== Exercise brief ==
From the article on the Opal Lee portrait, extract the passage from "Her portrait is" up to and including "in an email.", copying it word for word.
*** Page ***
Texas Senate unveils Opal Lee portrait. Who else has a portrait in the chamber?
A portrait of Fort Worth’s Opal Lee, the “Grandmother of Juneteenth,” was unveiled Wednesday in the Texas Senate.
Her portrait is the first to be added to the chamber’s walls in about four decades, Lt. Gov. Dan Patrick said, and the second portrait honoring a Black Texan to be displayed.
“This is a historic day,” Patrick said on the Senate floor.
It has not been determined where her portrait will hang, said Chris Currens, a spokesperson for the State Preservation Board in an email.
There are 19 portraits in the Senate: Images of a former U.S. president, legislators and Confederate leaders.
Here are the portraits displayed in the Texas Senate.
*** Listed records ***
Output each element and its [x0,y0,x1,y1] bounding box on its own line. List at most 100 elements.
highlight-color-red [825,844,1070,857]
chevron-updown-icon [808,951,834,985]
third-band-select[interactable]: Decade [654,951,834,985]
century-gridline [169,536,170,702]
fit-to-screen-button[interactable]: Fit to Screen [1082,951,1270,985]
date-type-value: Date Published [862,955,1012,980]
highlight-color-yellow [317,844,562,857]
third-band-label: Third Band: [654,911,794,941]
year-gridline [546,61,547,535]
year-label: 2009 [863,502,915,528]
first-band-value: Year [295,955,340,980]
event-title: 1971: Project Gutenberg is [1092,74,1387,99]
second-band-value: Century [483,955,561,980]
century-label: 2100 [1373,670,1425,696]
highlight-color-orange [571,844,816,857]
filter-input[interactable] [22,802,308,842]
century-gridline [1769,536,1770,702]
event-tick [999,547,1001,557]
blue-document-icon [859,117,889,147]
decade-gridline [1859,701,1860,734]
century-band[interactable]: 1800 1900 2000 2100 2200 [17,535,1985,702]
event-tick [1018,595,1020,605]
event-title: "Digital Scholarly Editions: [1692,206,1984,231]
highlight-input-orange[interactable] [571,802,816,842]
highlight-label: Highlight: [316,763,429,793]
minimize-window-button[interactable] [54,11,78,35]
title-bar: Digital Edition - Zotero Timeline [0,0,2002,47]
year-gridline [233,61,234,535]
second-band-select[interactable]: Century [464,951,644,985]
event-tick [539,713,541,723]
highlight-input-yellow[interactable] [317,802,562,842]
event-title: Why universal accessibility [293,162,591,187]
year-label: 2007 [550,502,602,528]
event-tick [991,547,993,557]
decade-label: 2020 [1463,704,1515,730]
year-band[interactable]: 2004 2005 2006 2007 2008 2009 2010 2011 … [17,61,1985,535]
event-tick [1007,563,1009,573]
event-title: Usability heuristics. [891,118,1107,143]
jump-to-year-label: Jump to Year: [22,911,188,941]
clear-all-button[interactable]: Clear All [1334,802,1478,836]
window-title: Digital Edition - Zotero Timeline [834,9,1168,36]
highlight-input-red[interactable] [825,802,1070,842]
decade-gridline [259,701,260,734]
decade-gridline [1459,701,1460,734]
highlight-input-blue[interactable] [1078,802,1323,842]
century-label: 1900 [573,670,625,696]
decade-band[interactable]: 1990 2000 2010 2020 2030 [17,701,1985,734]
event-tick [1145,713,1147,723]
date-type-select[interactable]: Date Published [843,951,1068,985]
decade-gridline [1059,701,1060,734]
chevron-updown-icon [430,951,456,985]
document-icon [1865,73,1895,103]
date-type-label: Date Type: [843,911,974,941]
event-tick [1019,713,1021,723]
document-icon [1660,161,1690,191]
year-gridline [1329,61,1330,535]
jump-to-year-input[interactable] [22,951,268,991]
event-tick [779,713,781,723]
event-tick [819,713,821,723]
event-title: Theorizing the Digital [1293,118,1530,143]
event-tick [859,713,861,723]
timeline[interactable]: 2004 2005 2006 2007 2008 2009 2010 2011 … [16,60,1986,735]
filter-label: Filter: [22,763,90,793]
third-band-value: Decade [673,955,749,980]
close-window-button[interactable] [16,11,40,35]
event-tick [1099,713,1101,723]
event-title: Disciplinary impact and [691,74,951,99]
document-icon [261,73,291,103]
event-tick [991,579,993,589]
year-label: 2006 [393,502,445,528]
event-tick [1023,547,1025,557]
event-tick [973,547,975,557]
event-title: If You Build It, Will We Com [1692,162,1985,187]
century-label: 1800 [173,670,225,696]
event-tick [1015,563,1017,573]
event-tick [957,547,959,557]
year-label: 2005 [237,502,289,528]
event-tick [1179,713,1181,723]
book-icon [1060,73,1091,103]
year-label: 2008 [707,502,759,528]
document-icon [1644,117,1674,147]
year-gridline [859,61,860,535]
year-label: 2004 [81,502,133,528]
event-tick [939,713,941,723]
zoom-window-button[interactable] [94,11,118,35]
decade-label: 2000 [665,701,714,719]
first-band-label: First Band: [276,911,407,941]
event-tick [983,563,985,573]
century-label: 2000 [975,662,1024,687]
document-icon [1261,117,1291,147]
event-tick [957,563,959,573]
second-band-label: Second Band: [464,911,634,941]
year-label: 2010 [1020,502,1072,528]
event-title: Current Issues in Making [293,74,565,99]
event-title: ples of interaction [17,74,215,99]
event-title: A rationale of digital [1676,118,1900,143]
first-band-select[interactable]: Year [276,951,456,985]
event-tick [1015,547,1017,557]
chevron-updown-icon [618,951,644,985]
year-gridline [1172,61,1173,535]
***
== Exercise solution ==
Her portrait is the first to be added to the chamber’s walls in about four decades, Lt. Gov. Dan Patrick said, and the second portrait honoring a Black Texan to be displayed.
“This is a historic day,” Patrick said on the Senate floor.
It has not been determined where her portrait will hang, said Chris Currens, a spokesperson for the State Preservation Board in an email.